» What is required:
Repeat the whole of the data, keeping every detail the same.
□ □ □ □ □ □ □
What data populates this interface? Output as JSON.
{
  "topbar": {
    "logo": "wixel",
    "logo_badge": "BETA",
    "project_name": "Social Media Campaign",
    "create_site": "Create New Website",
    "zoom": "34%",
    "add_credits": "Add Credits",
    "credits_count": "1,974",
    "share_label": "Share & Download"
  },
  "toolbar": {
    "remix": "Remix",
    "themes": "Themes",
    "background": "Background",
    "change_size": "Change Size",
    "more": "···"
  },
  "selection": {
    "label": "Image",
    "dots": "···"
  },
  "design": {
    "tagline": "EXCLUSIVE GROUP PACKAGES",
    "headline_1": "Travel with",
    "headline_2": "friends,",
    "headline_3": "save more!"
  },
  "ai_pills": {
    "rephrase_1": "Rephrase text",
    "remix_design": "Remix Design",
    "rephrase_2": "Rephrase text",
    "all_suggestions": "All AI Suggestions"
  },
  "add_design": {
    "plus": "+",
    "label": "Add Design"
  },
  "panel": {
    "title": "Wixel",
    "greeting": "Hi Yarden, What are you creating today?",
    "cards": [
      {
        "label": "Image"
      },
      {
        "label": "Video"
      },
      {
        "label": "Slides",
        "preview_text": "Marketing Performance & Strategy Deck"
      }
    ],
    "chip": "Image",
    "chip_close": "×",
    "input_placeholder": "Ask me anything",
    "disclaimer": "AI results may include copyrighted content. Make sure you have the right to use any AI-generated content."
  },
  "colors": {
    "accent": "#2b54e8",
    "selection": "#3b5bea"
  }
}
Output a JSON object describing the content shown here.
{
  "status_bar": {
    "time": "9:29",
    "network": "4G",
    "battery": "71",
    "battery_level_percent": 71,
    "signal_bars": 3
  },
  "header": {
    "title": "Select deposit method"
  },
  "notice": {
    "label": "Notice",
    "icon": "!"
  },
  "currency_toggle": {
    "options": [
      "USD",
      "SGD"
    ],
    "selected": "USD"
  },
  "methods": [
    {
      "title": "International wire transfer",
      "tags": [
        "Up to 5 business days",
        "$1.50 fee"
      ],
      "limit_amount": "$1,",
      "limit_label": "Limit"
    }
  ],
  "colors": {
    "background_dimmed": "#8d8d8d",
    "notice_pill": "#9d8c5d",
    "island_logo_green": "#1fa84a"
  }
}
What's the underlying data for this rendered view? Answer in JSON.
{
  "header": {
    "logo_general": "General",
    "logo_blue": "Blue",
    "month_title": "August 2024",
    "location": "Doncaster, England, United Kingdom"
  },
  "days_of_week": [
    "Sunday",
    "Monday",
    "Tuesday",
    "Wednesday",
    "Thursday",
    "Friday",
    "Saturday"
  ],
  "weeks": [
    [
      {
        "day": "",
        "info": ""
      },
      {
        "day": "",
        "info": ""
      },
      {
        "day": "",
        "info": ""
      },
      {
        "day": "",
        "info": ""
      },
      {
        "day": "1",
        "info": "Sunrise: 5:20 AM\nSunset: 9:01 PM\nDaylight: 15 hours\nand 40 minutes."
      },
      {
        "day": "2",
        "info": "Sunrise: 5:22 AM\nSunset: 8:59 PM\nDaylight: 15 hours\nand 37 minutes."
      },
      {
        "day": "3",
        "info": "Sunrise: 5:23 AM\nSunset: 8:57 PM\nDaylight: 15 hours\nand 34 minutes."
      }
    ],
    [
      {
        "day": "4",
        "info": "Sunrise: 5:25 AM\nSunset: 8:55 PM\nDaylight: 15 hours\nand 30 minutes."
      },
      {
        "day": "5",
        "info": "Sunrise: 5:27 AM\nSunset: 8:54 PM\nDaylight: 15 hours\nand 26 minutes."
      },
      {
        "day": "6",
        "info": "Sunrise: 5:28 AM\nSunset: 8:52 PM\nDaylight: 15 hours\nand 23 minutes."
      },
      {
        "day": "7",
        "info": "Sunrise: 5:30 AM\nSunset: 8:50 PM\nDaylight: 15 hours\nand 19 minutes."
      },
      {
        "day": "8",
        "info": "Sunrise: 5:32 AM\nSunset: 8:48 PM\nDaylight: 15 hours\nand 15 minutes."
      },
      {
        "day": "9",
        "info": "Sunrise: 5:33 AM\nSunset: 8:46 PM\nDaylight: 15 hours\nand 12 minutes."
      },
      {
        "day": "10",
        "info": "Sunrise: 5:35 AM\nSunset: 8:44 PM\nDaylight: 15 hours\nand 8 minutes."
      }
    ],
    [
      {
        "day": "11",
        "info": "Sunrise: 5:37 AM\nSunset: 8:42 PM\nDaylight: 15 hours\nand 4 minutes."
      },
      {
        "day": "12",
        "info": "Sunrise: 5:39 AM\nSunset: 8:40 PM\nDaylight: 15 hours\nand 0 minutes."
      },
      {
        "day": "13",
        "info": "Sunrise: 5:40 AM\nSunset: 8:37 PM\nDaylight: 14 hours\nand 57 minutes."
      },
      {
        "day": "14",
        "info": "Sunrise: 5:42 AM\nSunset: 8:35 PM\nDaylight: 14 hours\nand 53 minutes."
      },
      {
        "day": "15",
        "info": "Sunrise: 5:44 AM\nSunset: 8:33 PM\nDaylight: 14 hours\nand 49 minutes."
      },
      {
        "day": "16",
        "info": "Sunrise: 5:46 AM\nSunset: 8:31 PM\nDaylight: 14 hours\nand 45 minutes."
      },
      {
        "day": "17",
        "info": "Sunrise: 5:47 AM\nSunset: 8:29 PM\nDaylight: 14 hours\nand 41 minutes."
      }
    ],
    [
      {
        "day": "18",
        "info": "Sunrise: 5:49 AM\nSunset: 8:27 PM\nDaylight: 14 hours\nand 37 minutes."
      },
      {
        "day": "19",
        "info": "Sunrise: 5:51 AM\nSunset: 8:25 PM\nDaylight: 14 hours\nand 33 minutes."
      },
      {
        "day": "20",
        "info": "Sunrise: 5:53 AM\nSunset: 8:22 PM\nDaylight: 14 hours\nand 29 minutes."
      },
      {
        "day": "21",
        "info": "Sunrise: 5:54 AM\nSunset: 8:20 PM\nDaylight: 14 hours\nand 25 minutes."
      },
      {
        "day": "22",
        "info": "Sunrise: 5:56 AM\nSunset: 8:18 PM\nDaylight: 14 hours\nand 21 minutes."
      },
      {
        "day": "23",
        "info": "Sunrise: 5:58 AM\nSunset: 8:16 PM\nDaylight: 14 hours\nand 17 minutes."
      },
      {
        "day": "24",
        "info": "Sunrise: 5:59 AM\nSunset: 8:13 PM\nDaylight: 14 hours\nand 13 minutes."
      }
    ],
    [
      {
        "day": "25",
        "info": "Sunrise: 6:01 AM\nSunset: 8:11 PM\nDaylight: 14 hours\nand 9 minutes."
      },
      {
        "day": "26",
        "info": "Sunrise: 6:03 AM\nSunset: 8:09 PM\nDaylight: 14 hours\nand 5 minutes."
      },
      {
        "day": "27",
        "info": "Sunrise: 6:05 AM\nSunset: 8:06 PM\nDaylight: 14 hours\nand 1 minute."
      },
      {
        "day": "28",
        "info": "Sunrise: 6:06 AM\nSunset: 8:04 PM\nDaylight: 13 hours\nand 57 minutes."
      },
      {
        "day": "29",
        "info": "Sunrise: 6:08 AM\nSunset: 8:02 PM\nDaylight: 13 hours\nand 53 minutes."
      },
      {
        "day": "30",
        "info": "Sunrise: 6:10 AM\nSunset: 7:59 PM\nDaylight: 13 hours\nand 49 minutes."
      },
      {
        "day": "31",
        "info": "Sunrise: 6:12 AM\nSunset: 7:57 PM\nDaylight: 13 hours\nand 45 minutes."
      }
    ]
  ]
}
□ □ □ □ □ □ □
» Output of the exercise:
What data populates this interface? Output as JSON.
{
  "topbar": {
    "logo": "wixel",
    "logo_badge": "BETA",
    "project_name": "Social Media Campaign",
    "create_site": "Create New Website",
    "zoom": "34%",
    "add_credits": "Add Credits",
    "credits_count": "1,974",
    "share_label": "Share & Download"
  },
  "toolbar": {
    "remix": "Remix",
    "themes": "Themes",
    "background": "Background",
    "change_size": "Change Size",
    "more": "···"
  },
  "selection": {
    "label": "Image",
    "dots": "···"
  },
  "design": {
    "tagline": "EXCLUSIVE GROUP PACKAGES",
    "headline_1": "Travel with",
    "headline_2": "friends,",
    "headline_3": "save more!"
  },
  "ai_pills": {
    "rephrase_1": "Rephrase text",
    "remix_design": "Remix Design",
    "rephrase_2": "Rephrase text",
    "all_suggestions": "All AI Suggestions"
  },
  "add_design": {
    "plus": "+",
    "label": "Add Design"
  },
  "panel": {
    "title": "Wixel",
    "greeting": "Hi Yarden, What are you creating today?",
    "cards": [
      {
        "label": "Image"
      },
      {
        "label": "Video"
      },
      {
        "label": "Slides",
        "preview_text": "Marketing Performance & Strategy Deck"
      }
    ],
    "chip": "Image",
    "chip_close": "×",
    "input_placeholder": "Ask me anything",
    "disclaimer": "AI results may include copyrighted content. Make sure you have the right to use any AI-generated content."
  },
  "colors": {
    "accent": "#2b54e8",
    "selection": "#3b5bea"
  }
}
Output a JSON object describing the content shown here.
{
  "status_bar": {
    "time": "9:29",
    "network": "4G",
    "battery": "71",
    "battery_level_percent": 71,
    "signal_bars": 3
  },
  "header": {
    "title": "Select deposit method"
  },
  "notice": {
    "label": "Notice",
    "icon": "!"
  },
  "currency_toggle": {
    "options": [
      "USD",
      "SGD"
    ],
    "selected": "USD"
  },
  "methods": [
    {
      "title": "International wire transfer",
      "tags": [
        "Up to 5 business days",
        "$1.50 fee"
      ],
      "limit_amount": "$1,",
      "limit_label": "Limit"
    }
  ],
  "colors": {
    "background_dimmed": "#8d8d8d",
    "notice_pill": "#9d8c5d",
    "island_logo_green": "#1fa84a"
  }
}
What's the underlying data for this rendered view? Answer in JSON.
{
  "header": {
    "logo_general": "General",
    "logo_blue": "Blue",
    "month_title": "August 2024",
    "location": "Doncaster, England, United Kingdom"
  },
  "days_of_week": [
    "Sunday",
    "Monday",
    "Tuesday",
    "Wednesday",
    "Thursday",
    "Friday",
    "Saturday"
  ],
  "weeks": [
    [
      {
        "day": "",
        "info": ""
      },
      {
        "day": "",
        "info": ""
      },
      {
        "day": "",
        "info": ""
      },
      {
        "day": "",
        "info": ""
      },
      {
        "day": "1",
        "info": "Sunrise: 5:20 AM\nSunset: 9:01 PM\nDaylight: 15 hours\nand 40 minutes."
      },
      {
        "day": "2",
        "info": "Sunrise: 5:22 AM\nSunset: 8:59 PM\nDaylight: 15 hours\nand 37 minutes."
      },
      {
        "day": "3",
        "info": "Sunrise: 5:23 AM\nSunset: 8:57 PM\nDaylight: 15 hours\nand 34 minutes."
      }
    ],
    [
      {
        "day": "4",
        "info": "Sunrise: 5:25 AM\nSunset: 8:55 PM\nDaylight: 15 hours\nand 30 minutes."
      },
      {
        "day": "5",
        "info": "Sunrise: 5:27 AM\nSunset: 8:54 PM\nDaylight: 15 hours\nand 26 minutes."
      },
      {
        "day": "6",
        "info": "Sunrise: 5:28 AM\nSunset: 8:52 PM\nDaylight: 15 hours\nand 23 minutes."
      },
      {
        "day": "7",
        "info": "Sunrise: 5:30 AM\nSunset: 8:50 PM\nDaylight: 15 hours\nand 19 minutes."
      },
      {
        "day": "8",
        "info": "Sunrise: 5:32 AM\nSunset: 8:48 PM\nDaylight: 15 hours\nand 15 minutes."
      },
      {
        "day": "9",
        "info": "Sunrise: 5:33 AM\nSunset: 8:46 PM\nDaylight: 15 hours\nand 12 minutes."
      },
      {
        "day": "10",
        "info": "Sunrise: 5:35 AM\nSunset: 8:44 PM\nDaylight: 15 hours\nand 8 minutes."
      }
    ],
    [
      {
        "day": "11",
        "info": "Sunrise: 5:37 AM\nSunset: 8:42 PM\nDaylight: 15 hours\nand 4 minutes."
      },
      {
        "day": "12",
        "info": "Sunrise: 5:39 AM\nSunset: 8:40 PM\nDaylight: 15 hours\nand 0 minutes."
      },
      {
        "day": "13",
        "info": "Sunrise: 5:40 AM\nSunset: 8:37 PM\nDaylight: 14 hours\nand 57 minutes."
      },
      {
        "day": "14",
        "info": "Sunrise: 5:42 AM\nSunset: 8:35 PM\nDaylight: 14 hours\nand 53 minutes."
      },
      {
        "day": "15",
        "info": "Sunrise: 5:44 AM\nSunset: 8:33 PM\nDaylight: 14 hours\nand 49 minutes."
      },
      {
        "day": "16",
        "info": "Sunrise: 5:46 AM\nSunset: 8:31 PM\nDaylight: 14 hours\nand 45 minutes."
      },
      {
        "day": "17",
        "info": "Sunrise: 5:47 AM\nSunset: 8:29 PM\nDaylight: 14 hours\nand 41 minutes."
      }
    ],
    [
      {
        "day": "18",
        "info": "Sunrise: 5:49 AM\nSunset: 8:27 PM\nDaylight: 14 hours\nand 37 minutes."
      },
      {
        "day": "19",
        "info": "Sunrise: 5:51 AM\nSunset: 8:25 PM\nDaylight: 14 hours\nand 33 minutes."
      },
      {
        "day": "20",
        "info": "Sunrise: 5:53 AM\nSunset: 8:22 PM\nDaylight: 14 hours\nand 29 minutes."
      },
      {
        "day": "21",
        "info": "Sunrise: 5:54 AM\nSunset: 8:20 PM\nDaylight: 14 hours\nand 25 minutes."
      },
      {
        "day": "22",
        "info": "Sunrise: 5:56 AM\nSunset: 8:18 PM\nDaylight: 14 hours\nand 21 minutes."
      },
      {
        "day": "23",
        "info": "Sunrise: 5:58 AM\nSunset: 8:16 PM\nDaylight: 14 hours\nand 17 minutes."
      },
      {
        "day": "24",
        "info": "Sunrise: 5:59 AM\nSunset: 8:13 PM\nDaylight: 14 hours\nand 13 minutes."
      }
    ],
    [
      {
        "day": "25",
        "info": "Sunrise: 6:01 AM\nSunset: 8:11 PM\nDaylight: 14 hours\nand 9 minutes."
      },
      {
        "day": "26",
        "info": "Sunrise: 6:03 AM\nSunset: 8:09 PM\nDaylight: 14 hours\nand 5 minutes."
      },
      {
        "day": "27",
        "info": "Sunrise: 6:05 AM\nSunset: 8:06 PM\nDaylight: 14 hours\nand 1 minute."
      },
      {
        "day": "28",
        "info": "Sunrise: 6:06 AM\nSunset: 8:04 PM\nDaylight: 13 hours\nand 57 minutes."
      },
      {
        "day": "29",
        "info": "Sunrise: 6:08 AM\nSunset: 8:02 PM\nDaylight: 13 hours\nand 53 minutes."
      },
      {
        "day": "30",
        "info": "Sunrise: 6:10 AM\nSunset: 7:59 PM\nDaylight: 13 hours\nand 49 minutes."
      },
      {
        "day": "31",
        "info": "Sunrise: 6:12 AM\nSunset: 7:57 PM\nDaylight: 13 hours\nand 45 minutes."
      }
    ]
  ]
}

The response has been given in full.